===== ITEMS
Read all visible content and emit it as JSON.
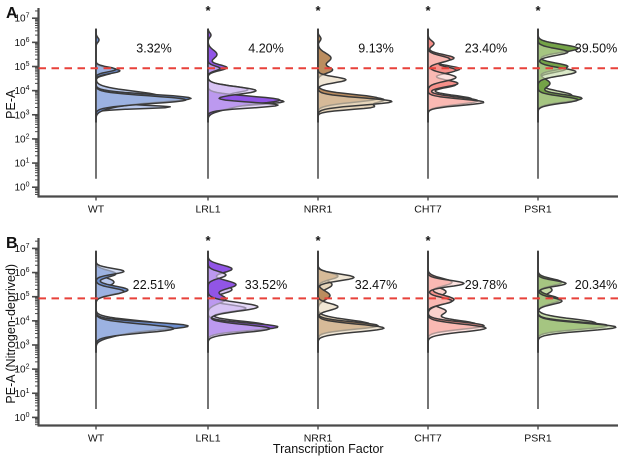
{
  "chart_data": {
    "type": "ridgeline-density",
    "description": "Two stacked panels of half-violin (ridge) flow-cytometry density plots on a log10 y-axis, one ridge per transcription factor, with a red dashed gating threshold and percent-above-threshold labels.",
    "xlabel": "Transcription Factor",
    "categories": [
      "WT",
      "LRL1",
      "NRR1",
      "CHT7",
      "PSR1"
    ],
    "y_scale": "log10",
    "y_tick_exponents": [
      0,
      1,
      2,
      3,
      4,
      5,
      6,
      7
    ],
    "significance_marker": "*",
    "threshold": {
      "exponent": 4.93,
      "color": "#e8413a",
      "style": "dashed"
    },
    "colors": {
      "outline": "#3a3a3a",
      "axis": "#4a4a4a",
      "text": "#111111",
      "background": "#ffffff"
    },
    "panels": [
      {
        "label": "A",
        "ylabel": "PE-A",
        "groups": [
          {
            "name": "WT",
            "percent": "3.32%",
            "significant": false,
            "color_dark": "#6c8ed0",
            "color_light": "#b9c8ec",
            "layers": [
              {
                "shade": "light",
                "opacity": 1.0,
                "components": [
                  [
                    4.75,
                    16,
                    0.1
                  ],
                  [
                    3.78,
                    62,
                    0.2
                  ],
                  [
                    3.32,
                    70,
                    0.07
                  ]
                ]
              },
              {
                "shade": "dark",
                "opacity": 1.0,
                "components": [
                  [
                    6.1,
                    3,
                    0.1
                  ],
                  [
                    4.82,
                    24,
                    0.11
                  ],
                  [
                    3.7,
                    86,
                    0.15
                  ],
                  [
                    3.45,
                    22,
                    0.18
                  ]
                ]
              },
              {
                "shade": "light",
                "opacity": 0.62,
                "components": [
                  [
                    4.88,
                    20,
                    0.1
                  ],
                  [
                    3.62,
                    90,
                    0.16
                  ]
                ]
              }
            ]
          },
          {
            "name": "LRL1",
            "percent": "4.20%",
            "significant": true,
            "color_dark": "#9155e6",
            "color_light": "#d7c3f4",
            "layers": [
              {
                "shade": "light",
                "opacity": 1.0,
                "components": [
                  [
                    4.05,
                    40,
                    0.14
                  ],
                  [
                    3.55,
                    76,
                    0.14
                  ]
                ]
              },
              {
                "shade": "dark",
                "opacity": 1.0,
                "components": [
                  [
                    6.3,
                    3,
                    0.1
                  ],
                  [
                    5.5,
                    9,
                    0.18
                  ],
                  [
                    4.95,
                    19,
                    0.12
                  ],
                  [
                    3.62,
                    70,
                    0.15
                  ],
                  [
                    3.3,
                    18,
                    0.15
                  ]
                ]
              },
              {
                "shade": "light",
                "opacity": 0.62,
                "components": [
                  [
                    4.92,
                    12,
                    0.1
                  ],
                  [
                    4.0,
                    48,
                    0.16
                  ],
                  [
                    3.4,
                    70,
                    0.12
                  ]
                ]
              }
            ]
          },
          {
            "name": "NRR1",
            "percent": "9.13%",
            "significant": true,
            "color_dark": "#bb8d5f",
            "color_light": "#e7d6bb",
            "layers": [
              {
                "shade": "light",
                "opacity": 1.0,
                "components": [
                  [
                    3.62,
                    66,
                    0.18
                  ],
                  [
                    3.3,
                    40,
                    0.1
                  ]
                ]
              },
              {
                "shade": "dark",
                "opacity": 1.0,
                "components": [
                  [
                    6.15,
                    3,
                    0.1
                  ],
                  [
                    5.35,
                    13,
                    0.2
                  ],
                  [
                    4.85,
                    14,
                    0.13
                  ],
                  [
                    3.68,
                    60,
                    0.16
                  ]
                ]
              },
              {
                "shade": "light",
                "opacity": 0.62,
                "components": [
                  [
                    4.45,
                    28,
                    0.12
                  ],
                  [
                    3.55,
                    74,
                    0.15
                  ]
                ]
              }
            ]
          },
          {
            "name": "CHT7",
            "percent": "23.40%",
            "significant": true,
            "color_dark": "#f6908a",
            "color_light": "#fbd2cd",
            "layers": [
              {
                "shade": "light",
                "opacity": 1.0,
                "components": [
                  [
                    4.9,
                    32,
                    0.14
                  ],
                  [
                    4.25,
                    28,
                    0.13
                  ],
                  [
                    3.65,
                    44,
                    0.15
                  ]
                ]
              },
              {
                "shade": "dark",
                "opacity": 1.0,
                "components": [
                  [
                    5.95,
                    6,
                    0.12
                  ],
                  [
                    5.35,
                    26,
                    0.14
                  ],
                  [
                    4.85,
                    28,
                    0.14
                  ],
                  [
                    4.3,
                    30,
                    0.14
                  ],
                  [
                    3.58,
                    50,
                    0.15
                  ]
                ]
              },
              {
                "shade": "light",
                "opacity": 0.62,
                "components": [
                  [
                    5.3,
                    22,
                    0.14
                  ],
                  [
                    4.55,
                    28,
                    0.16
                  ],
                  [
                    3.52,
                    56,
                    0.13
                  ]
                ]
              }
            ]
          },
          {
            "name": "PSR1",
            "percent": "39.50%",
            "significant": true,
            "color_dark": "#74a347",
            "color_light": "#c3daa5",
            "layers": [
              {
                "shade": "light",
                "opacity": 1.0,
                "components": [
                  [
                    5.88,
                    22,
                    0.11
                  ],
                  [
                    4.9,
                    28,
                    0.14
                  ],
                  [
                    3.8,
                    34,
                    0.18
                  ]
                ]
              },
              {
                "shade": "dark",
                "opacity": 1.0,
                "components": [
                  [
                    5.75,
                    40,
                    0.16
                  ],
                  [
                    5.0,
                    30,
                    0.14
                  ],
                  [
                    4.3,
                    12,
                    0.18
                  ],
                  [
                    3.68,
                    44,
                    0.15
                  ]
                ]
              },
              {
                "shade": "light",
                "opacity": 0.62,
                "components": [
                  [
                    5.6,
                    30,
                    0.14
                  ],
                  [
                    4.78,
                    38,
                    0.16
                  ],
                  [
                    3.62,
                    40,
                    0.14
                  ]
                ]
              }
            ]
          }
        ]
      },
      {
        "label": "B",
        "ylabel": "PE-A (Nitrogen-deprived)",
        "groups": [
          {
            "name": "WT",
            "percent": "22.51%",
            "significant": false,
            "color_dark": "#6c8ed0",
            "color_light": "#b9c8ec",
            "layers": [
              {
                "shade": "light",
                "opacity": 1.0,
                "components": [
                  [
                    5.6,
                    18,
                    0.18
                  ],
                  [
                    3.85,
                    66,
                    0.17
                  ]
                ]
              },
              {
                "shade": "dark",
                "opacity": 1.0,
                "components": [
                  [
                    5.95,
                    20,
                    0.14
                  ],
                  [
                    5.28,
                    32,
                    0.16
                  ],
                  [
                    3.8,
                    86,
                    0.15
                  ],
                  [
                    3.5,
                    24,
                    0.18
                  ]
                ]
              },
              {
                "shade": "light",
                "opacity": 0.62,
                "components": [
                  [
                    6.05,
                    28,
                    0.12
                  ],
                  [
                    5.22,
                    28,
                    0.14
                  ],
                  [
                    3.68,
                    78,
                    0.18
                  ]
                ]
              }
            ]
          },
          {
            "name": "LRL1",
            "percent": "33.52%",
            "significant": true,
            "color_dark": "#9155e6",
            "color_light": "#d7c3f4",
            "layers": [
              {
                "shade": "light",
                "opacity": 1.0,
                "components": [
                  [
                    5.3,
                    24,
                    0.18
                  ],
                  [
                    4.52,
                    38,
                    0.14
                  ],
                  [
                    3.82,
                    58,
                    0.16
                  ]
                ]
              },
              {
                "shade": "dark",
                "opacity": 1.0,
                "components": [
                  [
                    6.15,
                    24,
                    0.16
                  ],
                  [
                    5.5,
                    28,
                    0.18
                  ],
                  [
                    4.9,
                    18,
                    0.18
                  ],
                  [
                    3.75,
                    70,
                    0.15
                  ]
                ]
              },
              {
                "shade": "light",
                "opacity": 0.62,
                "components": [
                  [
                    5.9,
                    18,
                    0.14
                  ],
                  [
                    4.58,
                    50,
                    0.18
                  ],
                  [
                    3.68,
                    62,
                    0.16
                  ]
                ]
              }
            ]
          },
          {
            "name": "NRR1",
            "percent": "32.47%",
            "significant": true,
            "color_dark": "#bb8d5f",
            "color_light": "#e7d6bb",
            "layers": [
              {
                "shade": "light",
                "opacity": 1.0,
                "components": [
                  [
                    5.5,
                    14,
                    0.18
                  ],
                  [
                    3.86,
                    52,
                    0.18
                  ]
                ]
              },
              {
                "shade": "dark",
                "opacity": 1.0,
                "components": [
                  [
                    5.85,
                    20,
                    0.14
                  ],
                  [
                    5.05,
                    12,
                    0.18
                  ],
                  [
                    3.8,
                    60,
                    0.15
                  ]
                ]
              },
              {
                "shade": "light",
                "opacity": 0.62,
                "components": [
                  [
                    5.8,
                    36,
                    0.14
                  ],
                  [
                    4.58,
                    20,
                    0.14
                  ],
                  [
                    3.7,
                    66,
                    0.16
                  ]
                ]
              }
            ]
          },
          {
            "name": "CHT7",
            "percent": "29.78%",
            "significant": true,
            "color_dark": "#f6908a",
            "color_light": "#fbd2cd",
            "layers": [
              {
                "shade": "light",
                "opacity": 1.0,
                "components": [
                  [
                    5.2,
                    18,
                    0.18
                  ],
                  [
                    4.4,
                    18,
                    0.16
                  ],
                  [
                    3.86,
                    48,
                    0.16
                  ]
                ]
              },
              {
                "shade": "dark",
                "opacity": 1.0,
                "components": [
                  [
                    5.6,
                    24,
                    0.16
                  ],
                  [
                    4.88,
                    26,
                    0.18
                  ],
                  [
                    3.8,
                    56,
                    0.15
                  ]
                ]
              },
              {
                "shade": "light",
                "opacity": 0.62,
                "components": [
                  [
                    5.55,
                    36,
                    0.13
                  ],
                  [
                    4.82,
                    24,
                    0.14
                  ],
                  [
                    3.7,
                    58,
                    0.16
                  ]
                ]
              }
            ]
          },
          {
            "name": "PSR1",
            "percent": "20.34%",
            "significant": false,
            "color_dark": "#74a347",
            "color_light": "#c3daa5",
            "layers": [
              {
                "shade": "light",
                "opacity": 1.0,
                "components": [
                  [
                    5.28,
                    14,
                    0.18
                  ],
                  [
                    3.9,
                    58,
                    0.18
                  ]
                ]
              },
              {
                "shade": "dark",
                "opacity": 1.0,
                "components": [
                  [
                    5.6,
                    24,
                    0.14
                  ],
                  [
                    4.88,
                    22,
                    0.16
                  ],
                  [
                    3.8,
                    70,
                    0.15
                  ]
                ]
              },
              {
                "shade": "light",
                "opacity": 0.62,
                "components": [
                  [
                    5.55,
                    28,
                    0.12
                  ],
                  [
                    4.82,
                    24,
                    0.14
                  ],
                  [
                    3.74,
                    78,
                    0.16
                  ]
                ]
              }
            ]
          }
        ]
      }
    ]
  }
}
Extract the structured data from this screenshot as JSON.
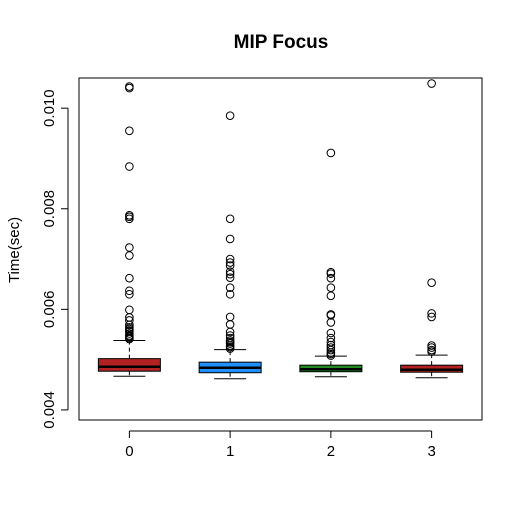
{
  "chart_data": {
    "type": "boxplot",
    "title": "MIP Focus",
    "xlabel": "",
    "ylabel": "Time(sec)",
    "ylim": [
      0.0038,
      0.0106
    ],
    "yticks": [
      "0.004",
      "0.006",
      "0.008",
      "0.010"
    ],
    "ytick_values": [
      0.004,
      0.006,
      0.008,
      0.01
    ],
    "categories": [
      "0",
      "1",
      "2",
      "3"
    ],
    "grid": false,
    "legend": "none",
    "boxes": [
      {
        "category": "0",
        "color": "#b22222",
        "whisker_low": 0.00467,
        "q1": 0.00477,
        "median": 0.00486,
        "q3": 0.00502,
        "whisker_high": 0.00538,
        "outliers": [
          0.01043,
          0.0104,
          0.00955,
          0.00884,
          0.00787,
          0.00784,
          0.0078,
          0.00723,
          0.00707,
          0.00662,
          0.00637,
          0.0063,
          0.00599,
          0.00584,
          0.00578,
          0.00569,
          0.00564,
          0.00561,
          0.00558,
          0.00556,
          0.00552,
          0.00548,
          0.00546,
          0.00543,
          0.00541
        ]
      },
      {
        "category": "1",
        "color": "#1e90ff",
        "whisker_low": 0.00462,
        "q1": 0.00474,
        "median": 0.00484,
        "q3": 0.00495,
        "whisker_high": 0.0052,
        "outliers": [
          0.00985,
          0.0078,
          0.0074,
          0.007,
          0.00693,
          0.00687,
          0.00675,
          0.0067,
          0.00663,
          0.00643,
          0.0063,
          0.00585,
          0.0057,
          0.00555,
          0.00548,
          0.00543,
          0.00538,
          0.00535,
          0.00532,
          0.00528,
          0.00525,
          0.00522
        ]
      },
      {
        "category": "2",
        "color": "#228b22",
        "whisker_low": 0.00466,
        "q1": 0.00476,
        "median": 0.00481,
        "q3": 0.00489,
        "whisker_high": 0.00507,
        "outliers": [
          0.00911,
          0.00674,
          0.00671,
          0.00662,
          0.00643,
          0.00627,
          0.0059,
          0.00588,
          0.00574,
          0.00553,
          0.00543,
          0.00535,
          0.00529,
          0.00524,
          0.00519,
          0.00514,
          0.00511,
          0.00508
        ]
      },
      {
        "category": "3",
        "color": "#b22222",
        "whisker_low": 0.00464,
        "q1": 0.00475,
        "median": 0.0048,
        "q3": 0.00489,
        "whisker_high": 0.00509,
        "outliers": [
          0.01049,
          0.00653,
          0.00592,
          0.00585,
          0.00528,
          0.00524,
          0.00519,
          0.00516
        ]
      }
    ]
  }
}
==========
Look through the entries and find each line that has the string "type". Copy those lines.

— SOLUTION FOR THIS TASK —
    "type": "ridgeline-density",
    "type": "boxplot",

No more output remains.